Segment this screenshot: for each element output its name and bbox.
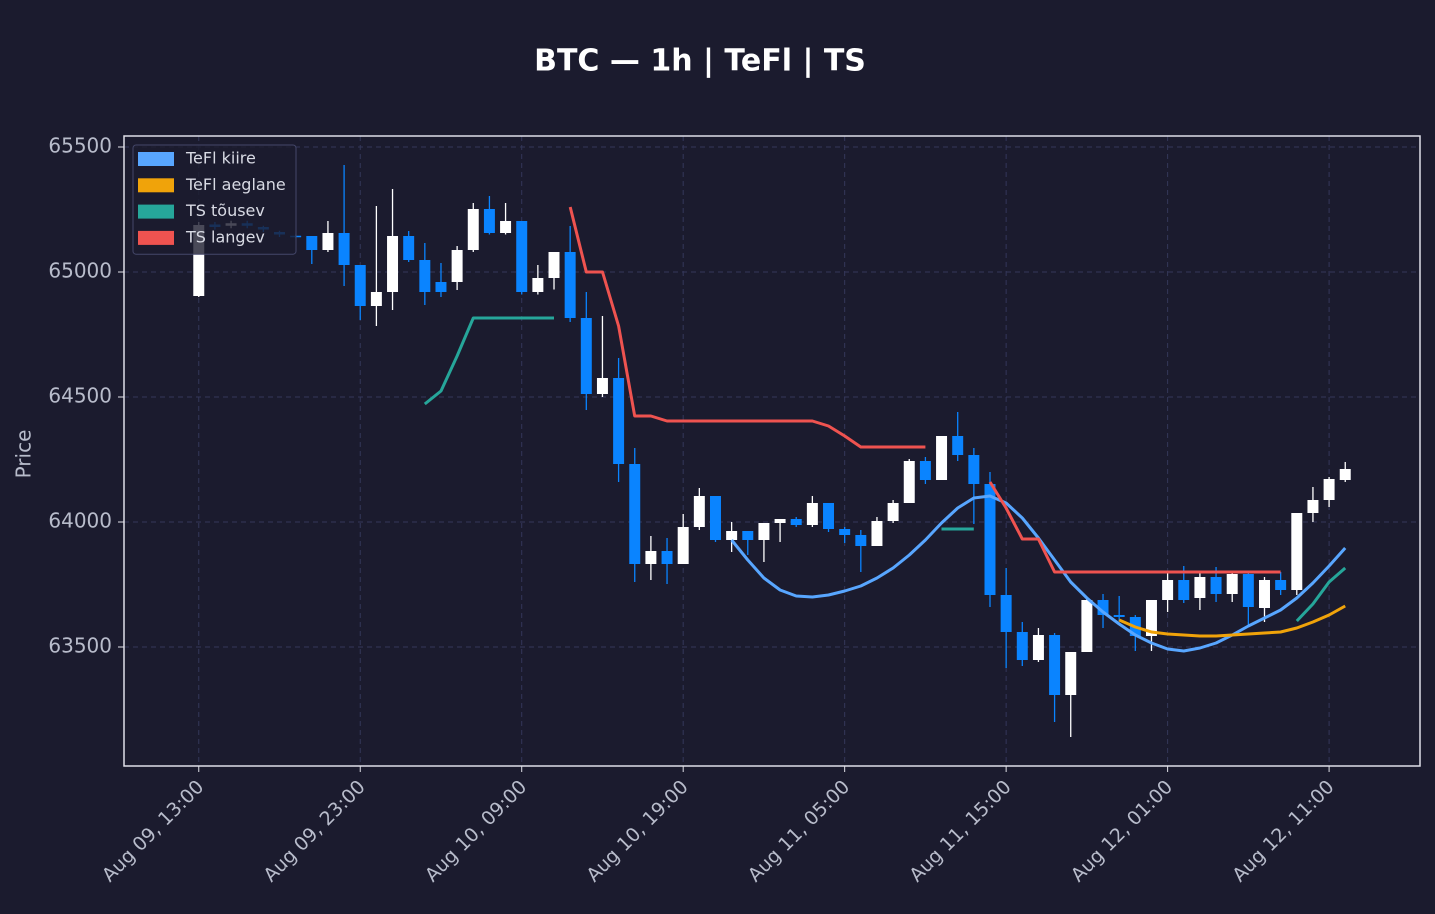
candle-body bbox=[483, 209, 495, 233]
candle-body bbox=[419, 260, 431, 292]
candle-body bbox=[855, 535, 867, 546]
candle-body bbox=[758, 523, 770, 540]
candle-body bbox=[306, 236, 318, 250]
candle-body bbox=[984, 484, 996, 595]
y-tick-label: 64000 bbox=[48, 509, 112, 533]
x-tick-label: Aug 10, 09:00 bbox=[421, 776, 531, 886]
candle-body bbox=[1210, 577, 1222, 594]
candle-body bbox=[693, 496, 705, 527]
candle-body bbox=[596, 378, 608, 394]
candle-body bbox=[1000, 595, 1012, 632]
candle-body bbox=[1178, 580, 1190, 600]
candle-body bbox=[968, 455, 980, 484]
candle-body bbox=[1226, 574, 1238, 594]
candle-body bbox=[806, 503, 818, 525]
candle-body bbox=[1307, 500, 1319, 513]
x-tick-label: Aug 09, 13:00 bbox=[98, 776, 208, 886]
candle-body bbox=[1291, 513, 1303, 590]
candle-body bbox=[564, 252, 576, 318]
legend-box bbox=[132, 144, 297, 255]
candle-body bbox=[709, 496, 721, 540]
candle-body bbox=[629, 464, 641, 564]
candle-body bbox=[516, 221, 528, 292]
candle-body bbox=[936, 436, 948, 480]
plot-frame bbox=[123, 135, 1421, 767]
candle-body bbox=[435, 282, 447, 292]
candle-body bbox=[467, 209, 479, 250]
candle-body bbox=[1016, 632, 1028, 660]
x-tick-label: Aug 11, 15:00 bbox=[905, 776, 1015, 886]
candle-body bbox=[677, 527, 689, 564]
candle-body bbox=[548, 252, 560, 278]
y-tick-label: 65000 bbox=[48, 259, 112, 283]
candle-body bbox=[871, 521, 883, 546]
plot bbox=[193, 165, 1351, 737]
candle-body bbox=[1323, 479, 1335, 500]
candle-body bbox=[1065, 652, 1077, 695]
candle-body bbox=[1242, 574, 1254, 607]
indicator-line bbox=[423, 316, 1347, 623]
x-tick-label: Aug 12, 01:00 bbox=[1067, 776, 1177, 886]
legend: TeFl kiire TeFl aeglane TS tõusev TS langev bbox=[132, 144, 297, 255]
candle-body bbox=[1339, 469, 1351, 480]
legend-swatch bbox=[138, 178, 174, 193]
legend-swatch bbox=[138, 152, 174, 166]
candle-body bbox=[354, 265, 366, 306]
x-tick-label: Aug 11, 05:00 bbox=[744, 776, 854, 886]
candle-body bbox=[790, 519, 802, 525]
candle-body bbox=[1032, 635, 1044, 660]
candle-body bbox=[774, 519, 786, 523]
legend-label: TS langev bbox=[185, 227, 265, 246]
x-tick-label: Aug 10, 19:00 bbox=[582, 776, 692, 886]
candle-body bbox=[613, 378, 625, 464]
indicator-line bbox=[1118, 604, 1346, 638]
candle-body bbox=[903, 461, 915, 503]
candle-body bbox=[1194, 577, 1206, 598]
candle-body bbox=[500, 221, 512, 233]
indicator-line bbox=[568, 206, 1281, 574]
candle-body bbox=[1145, 600, 1157, 636]
candle-body bbox=[387, 236, 399, 292]
candle-body bbox=[726, 531, 738, 540]
candle-body bbox=[1049, 635, 1061, 695]
candle-body bbox=[580, 318, 592, 394]
candle-body bbox=[338, 233, 350, 265]
legend-label: TS tõusev bbox=[185, 201, 265, 220]
y-tick-label: 65500 bbox=[48, 134, 112, 158]
y-tick-label: 63500 bbox=[48, 634, 112, 658]
candle-body bbox=[322, 233, 334, 250]
candle-body bbox=[839, 529, 851, 535]
legend-label: TeFl kiire bbox=[185, 149, 256, 168]
legend-swatch bbox=[138, 204, 174, 219]
legend-swatch bbox=[138, 230, 174, 245]
x-tick-label: Aug 12, 11:00 bbox=[1228, 776, 1338, 886]
chart-title: BTC — 1h | TeFl | TS bbox=[534, 44, 866, 79]
candle-body bbox=[1097, 600, 1109, 615]
candle-body bbox=[193, 225, 205, 296]
candle-body bbox=[952, 436, 964, 455]
candle-body bbox=[1113, 615, 1125, 617]
candle-body bbox=[1259, 580, 1270, 608]
candle-body bbox=[370, 292, 382, 306]
candle-body bbox=[919, 461, 931, 480]
y-axis-label: Price bbox=[12, 430, 36, 479]
candle-body bbox=[742, 531, 754, 540]
candle-body bbox=[887, 503, 899, 521]
candle-body bbox=[1162, 580, 1174, 600]
candle-body bbox=[645, 551, 657, 564]
grid bbox=[124, 136, 1420, 766]
candle-body bbox=[661, 551, 673, 564]
legend-label: TeFl aeglane bbox=[185, 175, 286, 194]
candle-body bbox=[451, 250, 463, 282]
candle-body bbox=[532, 278, 544, 292]
candle-body bbox=[403, 236, 415, 260]
y-tick-label: 64500 bbox=[48, 384, 112, 408]
candle-body bbox=[823, 503, 835, 529]
x-tick-label: Aug 09, 23:00 bbox=[259, 776, 369, 886]
candle-body bbox=[1081, 600, 1093, 652]
candle-body bbox=[1275, 580, 1287, 590]
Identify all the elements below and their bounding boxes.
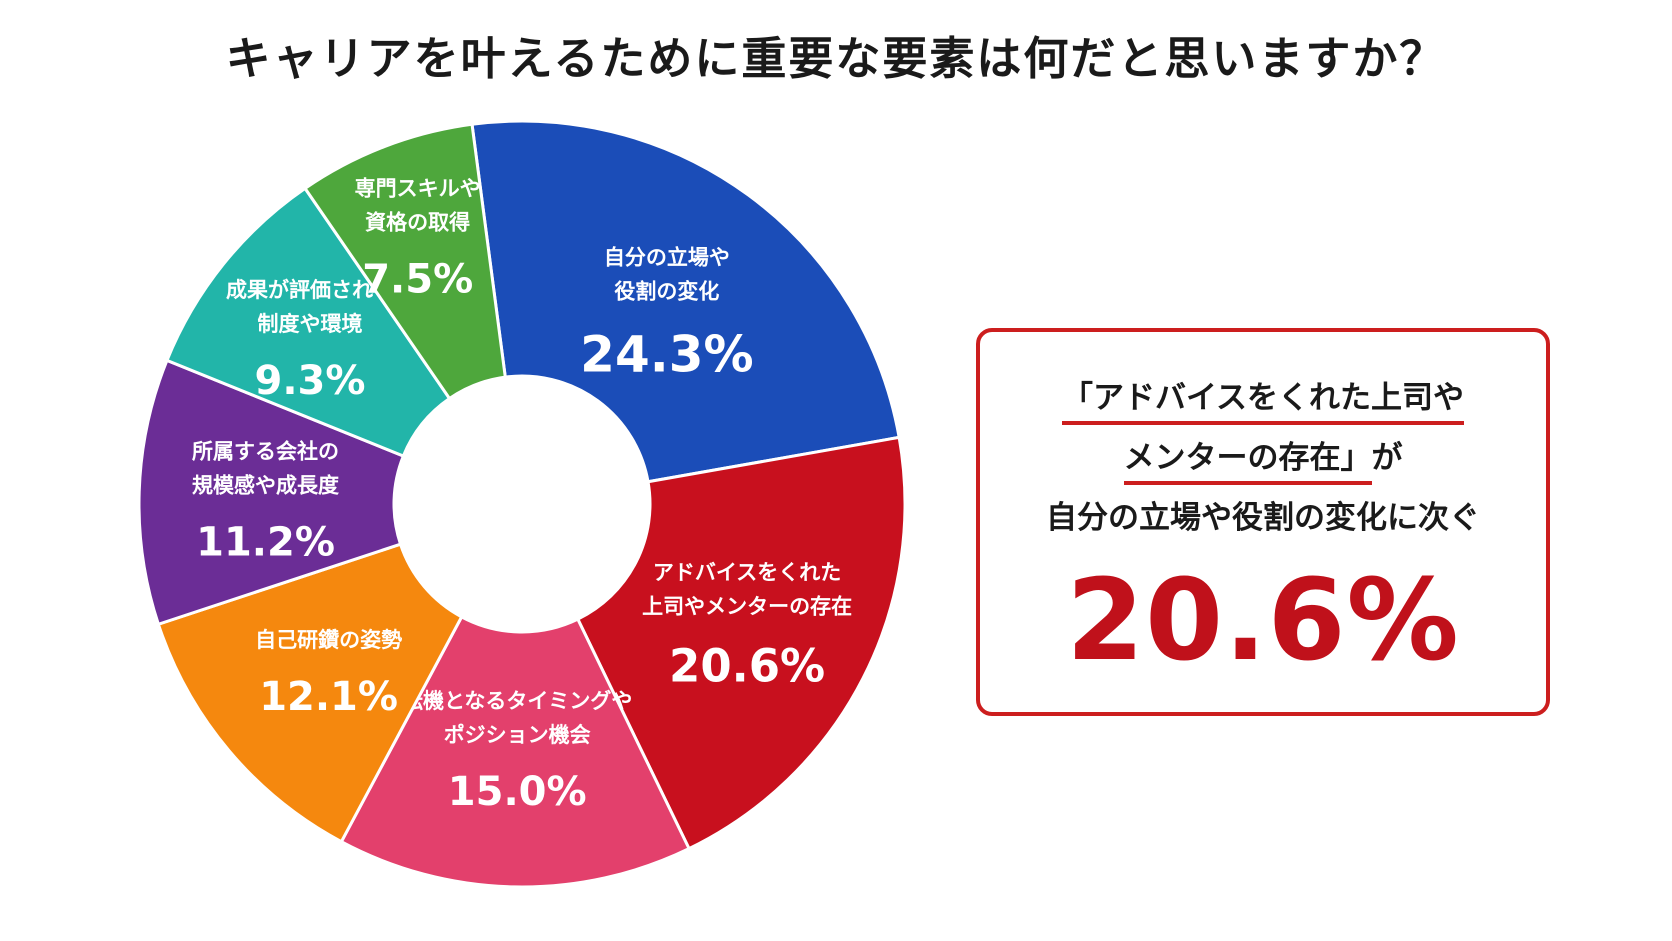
slice-7	[302, 122, 507, 401]
slice-6	[164, 186, 452, 458]
slice-1	[470, 119, 901, 484]
slice-3-value-label: 15.0%	[448, 769, 587, 815]
chart-title: キャリアを叶えるために重要な要素は何だと思いますか？	[225, 32, 1447, 85]
slice-1-label-line-2: 役割の変化	[614, 279, 719, 303]
slice-2-label-line-1: アドバイスをくれた	[653, 560, 841, 584]
slice-6-label-line-1: 成果が評価される	[226, 278, 394, 302]
slice-4	[156, 542, 464, 844]
callout-line-2: メンターの存在」が	[980, 432, 1546, 485]
slice-4-value-label: 12.1%	[259, 674, 398, 720]
callout-line-1: 「アドバイスをくれた上司や	[980, 372, 1546, 425]
slice-3	[339, 614, 692, 889]
slice-5-value-label: 11.2%	[196, 520, 335, 566]
slice-6-value-label: 9.3%	[254, 358, 365, 404]
callout-box: 「アドバイスをくれた上司や メンターの存在」が 自分の立場や役割の変化に次ぐ 2…	[976, 328, 1550, 716]
slice-5-label-line-2: 規模感や成長度	[192, 474, 339, 498]
slice-6-label-line-2: 制度や環境	[257, 312, 362, 336]
callout-highlight-2: メンターの存在」	[1123, 432, 1372, 485]
callout-highlight-1: 「アドバイスをくれた上司や	[1061, 372, 1465, 425]
slice-2-label-line-2: 上司やメンターの存在	[642, 594, 852, 618]
slice-3-label-line-1: 転機となるタイミングや	[402, 689, 632, 713]
callout-line-3: 自分の立場や役割の変化に次ぐ	[1046, 500, 1480, 536]
callout-value: 20.6%	[1066, 556, 1460, 686]
slice-7-label-line-1: 専門スキルや	[355, 176, 481, 200]
slice-1-label-line-1: 自分の立場や	[604, 245, 730, 269]
slice-5-label-line-1: 所属する会社の	[192, 440, 339, 464]
slice-3-label-line-2: ポジション機会	[444, 723, 591, 747]
callout-line-2-suffix: が	[1371, 440, 1403, 476]
slice-2-value-label: 20.6%	[669, 639, 825, 692]
slice-5	[137, 358, 406, 627]
slice-1-value-label: 24.3%	[580, 325, 753, 383]
slice-2	[575, 435, 907, 851]
slice-7-label-line-2: 資格の取得	[365, 210, 470, 234]
slice-4-label-line-1: 自己研鑽の姿勢	[255, 628, 402, 652]
slice-7-value-label: 7.5%	[362, 256, 473, 302]
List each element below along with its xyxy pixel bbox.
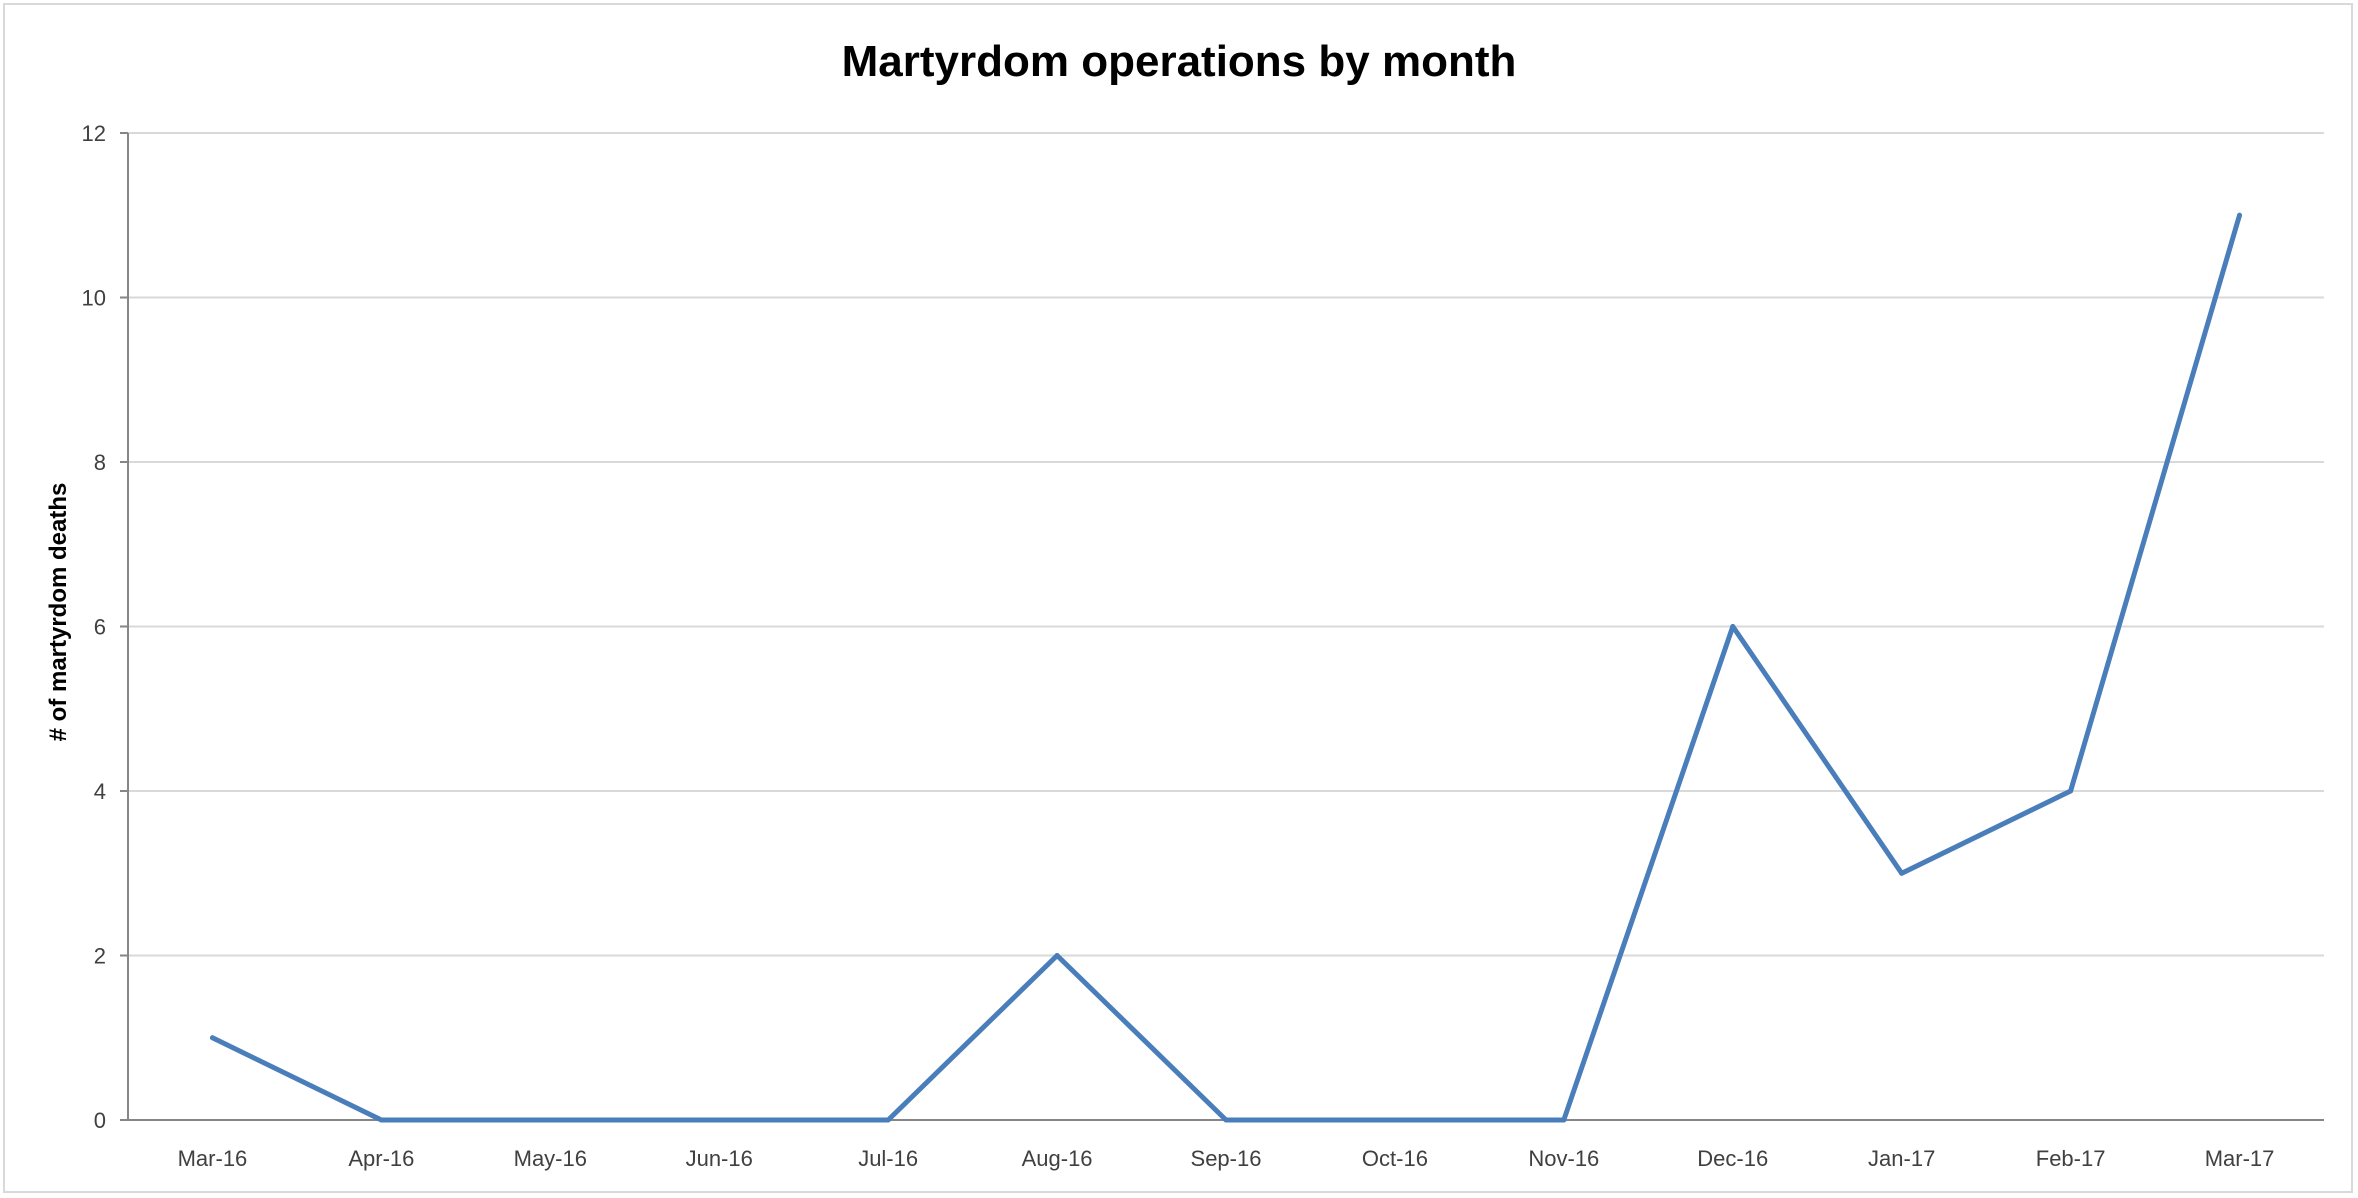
data-point [716,1117,722,1123]
x-tick-label: May-16 [514,1146,587,1171]
x-tick-label: Jan-17 [1868,1146,1935,1171]
x-tick-label: Mar-17 [2205,1146,2275,1171]
data-point [378,1117,384,1123]
data-point [2068,788,2074,794]
y-tick-label: 8 [94,450,106,475]
data-point [1730,624,1736,629]
x-tick-label: Jul-16 [858,1146,918,1171]
data-point [1392,1117,1398,1123]
x-tick-label: Nov-16 [1528,1146,1599,1171]
x-tick-label: Apr-16 [348,1146,414,1171]
y-tick-label: 10 [82,286,106,311]
x-tick-label: Sep-16 [1191,1146,1262,1171]
data-point [547,1117,553,1123]
y-tick-label: 12 [82,121,106,146]
data-point [2237,212,2243,218]
series-line [210,212,2242,1123]
series-layer [209,212,2243,1123]
y-tick-label: 6 [94,615,106,640]
x-tick-label: Mar-16 [178,1146,248,1171]
data-point [1899,870,1905,876]
data-point [209,1035,215,1041]
x-tick-labels: Mar-16 Apr-16 May-16 Jun-16 Jul-16 Aug-16 Sep-… [178,1146,2275,1171]
x-tick-label: Jun-16 [686,1146,753,1171]
x-tick-label: Oct-16 [1362,1146,1428,1171]
data-point [1223,1117,1229,1123]
data-point [885,1117,891,1123]
data-point [1054,953,1060,958]
data-point [1561,1117,1567,1123]
y-tick-label: 0 [94,1108,106,1133]
chart-title: Martyrdom operations by month [842,37,1517,86]
x-tick-label: Aug-16 [1022,1146,1093,1171]
y-tick-label: 4 [94,779,106,804]
gridlines [128,132,2324,957]
x-tick-label: Dec-16 [1697,1146,1768,1171]
y-tick-label: 2 [94,944,106,969]
chart-frame [3,3,2353,1193]
y-tick-labels: 0 2 4 6 8 10 12 [82,121,106,1133]
x-tick-label: Feb-17 [2036,1146,2106,1171]
y-axis-label: # of martyrdom deaths [45,483,72,742]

= = =

_Exercise objective_:
Format the stretch of the entries from the line containing "data-point [716,1117,722,1123]" through the last line of the entries as a JSON list of strings, with one string per line and blank lines omitted.

_Reply_:
[
  "data-point [716,1117,722,1123]",
  "x-tick-label: May-16 [514,1146,587,1171]",
  "x-tick-label: Jan-17 [1868,1146,1935,1171]",
  "x-tick-label: Mar-17 [2205,1146,2275,1171]",
  "data-point [378,1117,384,1123]",
  "data-point [2068,788,2074,794]",
  "y-tick-label: 8 [94,450,106,475]",
  "data-point [1730,624,1736,629]",
  "x-tick-label: Jul-16 [858,1146,918,1171]",
  "data-point [1392,1117,1398,1123]",
  "x-tick-label: Nov-16 [1528,1146,1599,1171]",
  "x-tick-label: Apr-16 [348,1146,414,1171]",
  "y-tick-label: 10 [82,286,106,311]",
  "x-tick-label: Sep-16 [1191,1146,1262,1171]",
  "data-point [547,1117,553,1123]",
  "y-tick-label: 12 [82,121,106,146]",
  "data-point [2237,212,2243,218]",
  "series-line [210,212,2242,1123]",
  "series-layer [209,212,2243,1123]",
  "y-tick-label: 6 [94,615,106,640]",
  "x-tick-label: Mar-16 [178,1146,248,1171]",
  "data-point [1899,870,1905,876]",
  "data-point [209,1035,215,1041]",
  "x-tick-labels: Mar-16 Apr-16 May-16 Jun-16 Jul-16 Aug-16 Sep-… [178,1146,2275,1171]",
  "x-tick-label: Jun-16 [686,1146,753,1171]",
  "x-tick-label: Oct-16 [1362,1146,1428,1171]",
  "data-point [1223,1117,1229,1123]",
  "data-point [885,1117,891,1123]",
  "data-point [1054,953,1060,958]",
  "data-point [1561,1117,1567,1123]",
  "y-tick-label: 0 [94,1108,106,1133]",
  "chart-title: Martyrdom operations by month [842,37,1517,86]",
  "x-tick-label: Aug-16 [1022,1146,1093,1171]",
  "y-tick-label: 4 [94,779,106,804]",
  "gridlines [128,132,2324,957]",
  "x-tick-label: Dec-16 [1697,1146,1768,1171]",
  "y-tick-label: 2 [94,944,106,969]",
  "chart-frame [3,3,2353,1193]",
  "y-tick-labels: 0 2 4 6 8 10 12 [82,121,106,1133]",
  "x-tick-label: Feb-17 [2036,1146,2106,1171]",
  "y-axis-label: # of martyrdom deaths [45,483,72,742]"
]